**Your instructions**
Quote the entries word for word. Omit the pictures.

**Exercise inputs**
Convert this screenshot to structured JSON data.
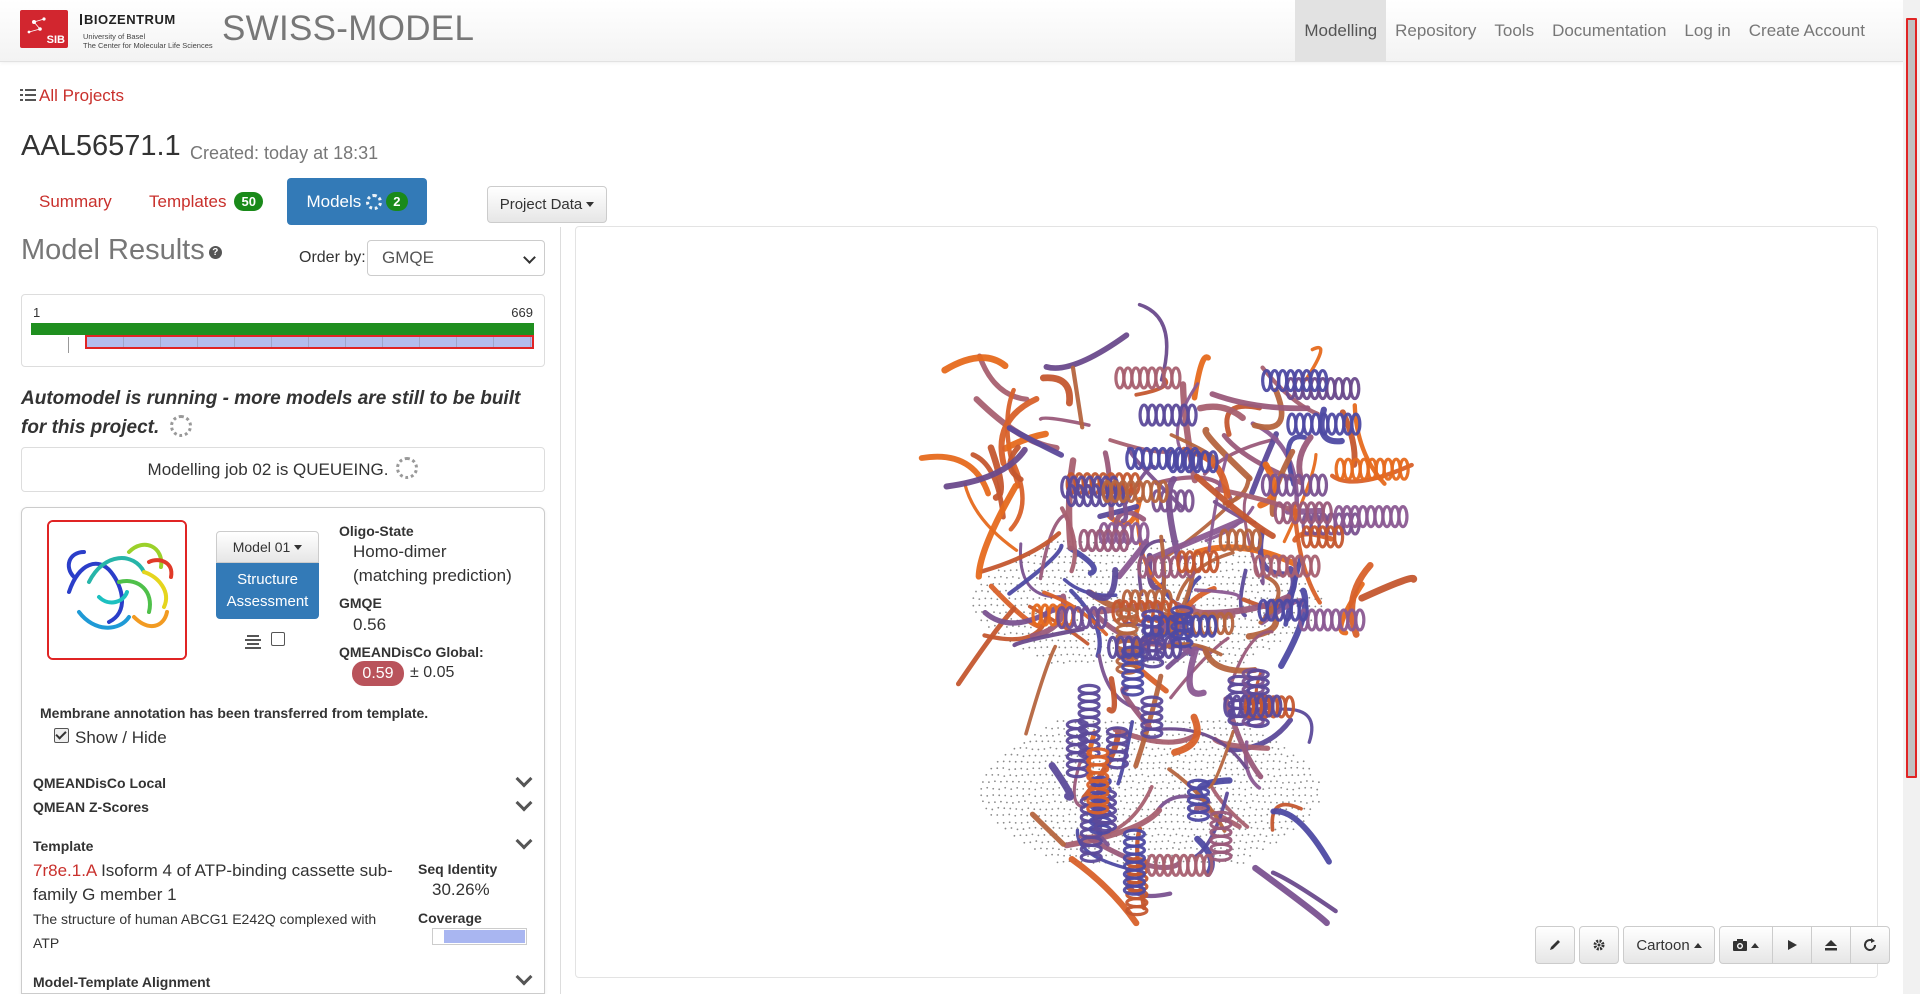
{
  "navbar": {
    "logo_sib": "SIB",
    "logo_biozentrum_title": "BIOZENTRUM",
    "logo_biozentrum_sub1": "University of Basel",
    "logo_biozentrum_sub2": "The Center for Molecular Life Sciences",
    "brand": "SWISS-MODEL",
    "items": [
      {
        "label": "Modelling",
        "active": true
      },
      {
        "label": "Repository"
      },
      {
        "label": "Tools"
      },
      {
        "label": "Documentation"
      },
      {
        "label": "Log in"
      },
      {
        "label": "Create Account"
      }
    ]
  },
  "breadcrumb": {
    "all_projects": "All Projects"
  },
  "project": {
    "title": "AAL56571.1",
    "created": "Created: today at 18:31"
  },
  "tabs": {
    "summary": "Summary",
    "templates": "Templates",
    "templates_count": "50",
    "models": "Models",
    "models_count": "2"
  },
  "project_data_button": "Project Data",
  "results": {
    "heading": "Model Results",
    "order_by_label": "Order by:",
    "order_by_value": "GMQE",
    "coverage_start": "1",
    "coverage_end": "669",
    "automodel_message": "Automodel is running - more models are still to be built for this project.",
    "queue_message": "Modelling job 02 is QUEUEING."
  },
  "model": {
    "dropdown_label": "Model 01",
    "structure_assessment": "Structure Assessment",
    "oligo_state_label": "Oligo-State",
    "oligo_state_value": "Homo-dimer",
    "oligo_state_note": "(matching prediction)",
    "gmqe_label": "GMQE",
    "gmqe_value": "0.56",
    "qmean_label": "QMEANDisCo Global:",
    "qmean_value": "0.59",
    "qmean_error": "± 0.05",
    "membrane_note": "Membrane annotation has been transferred from template.",
    "show_hide": "Show / Hide",
    "sections": {
      "qmean_local": "QMEANDisCo Local",
      "qmean_z": "QMEAN Z-Scores",
      "template": "Template",
      "alignment": "Model-Template Alignment"
    },
    "template": {
      "id": "7r8e.1.A",
      "name": "Isoform 4 of ATP-binding cassette sub-family G member 1",
      "description": "The structure of human ABCG1 E242Q complexed with ATP",
      "seq_identity_label": "Seq Identity",
      "seq_identity_value": "30.26%",
      "coverage_label": "Coverage",
      "coverage_fraction": 0.88
    }
  },
  "viewer": {
    "representation": "Cartoon",
    "tools": [
      "pencil-icon",
      "gear-icon",
      "camera-icon",
      "play-icon",
      "eject-icon",
      "refresh-icon"
    ]
  },
  "colors": {
    "link_red": "#c9302c",
    "primary_blue": "#337ab7",
    "badge_green": "#1a8a1a",
    "qmean_badge": "#b9535b",
    "template_coverage": "#b3bdee"
  }
}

**Written solution**
Convert this screenshot to structured JSON data.
{
  "navbar": {
    "logo_sib": "SIB",
    "logo_biozentrum_title": "BIOZENTRUM",
    "logo_biozentrum_sub1": "University of Basel",
    "logo_biozentrum_sub2": "The Center for Molecular Life Sciences",
    "brand": "SWISS-MODEL",
    "items": [
      {
        "label": "Modelling",
        "active": true
      },
      {
        "label": "Repository"
      },
      {
        "label": "Tools"
      },
      {
        "label": "Documentation"
      },
      {
        "label": "Log in"
      },
      {
        "label": "Create Account"
      }
    ]
  },
  "breadcrumb": {
    "all_projects": "All Projects"
  },
  "project": {
    "title": "AAL56571.1",
    "created": "Created: today at 18:31"
  },
  "tabs": {
    "summary": "Summary",
    "templates": "Templates",
    "templates_count": "50",
    "models": "Models",
    "models_count": "2"
  },
  "project_data_button": "Project Data",
  "results": {
    "heading": "Model Results",
    "order_by_label": "Order by:",
    "order_by_value": "GMQE",
    "coverage_start": "1",
    "coverage_end": "669",
    "automodel_message": "Automodel is running - more models are still to be built for this project.",
    "queue_message": "Modelling job 02 is QUEUEING."
  },
  "model": {
    "dropdown_label": "Model 01",
    "structure_assessment": "Structure Assessment",
    "oligo_state_label": "Oligo-State",
    "oligo_state_value": "Homo-dimer",
    "oligo_state_note": "(matching prediction)",
    "gmqe_label": "GMQE",
    "gmqe_value": "0.56",
    "qmean_label": "QMEANDisCo Global:",
    "qmean_value": "0.59",
    "qmean_error": "± 0.05",
    "membrane_note": "Membrane annotation has been transferred from template.",
    "show_hide": "Show / Hide",
    "sections": {
      "qmean_local": "QMEANDisCo Local",
      "qmean_z": "QMEAN Z-Scores",
      "template": "Template",
      "alignment": "Model-Template Alignment"
    },
    "template": {
      "id": "7r8e.1.A",
      "name": "Isoform 4 of ATP-binding cassette sub-family G member 1",
      "description": "The structure of human ABCG1 E242Q complexed with ATP",
      "seq_identity_label": "Seq Identity",
      "seq_identity_value": "30.26%",
      "coverage_label": "Coverage",
      "coverage_fraction": 0.88
    }
  },
  "viewer": {
    "representation": "Cartoon",
    "tools": [
      "pencil-icon",
      "gear-icon",
      "camera-icon",
      "play-icon",
      "eject-icon",
      "refresh-icon"
    ]
  },
  "colors": {
    "link_red": "#c9302c",
    "primary_blue": "#337ab7",
    "badge_green": "#1a8a1a",
    "qmean_badge": "#b9535b",
    "template_coverage": "#b3bdee"
  }
}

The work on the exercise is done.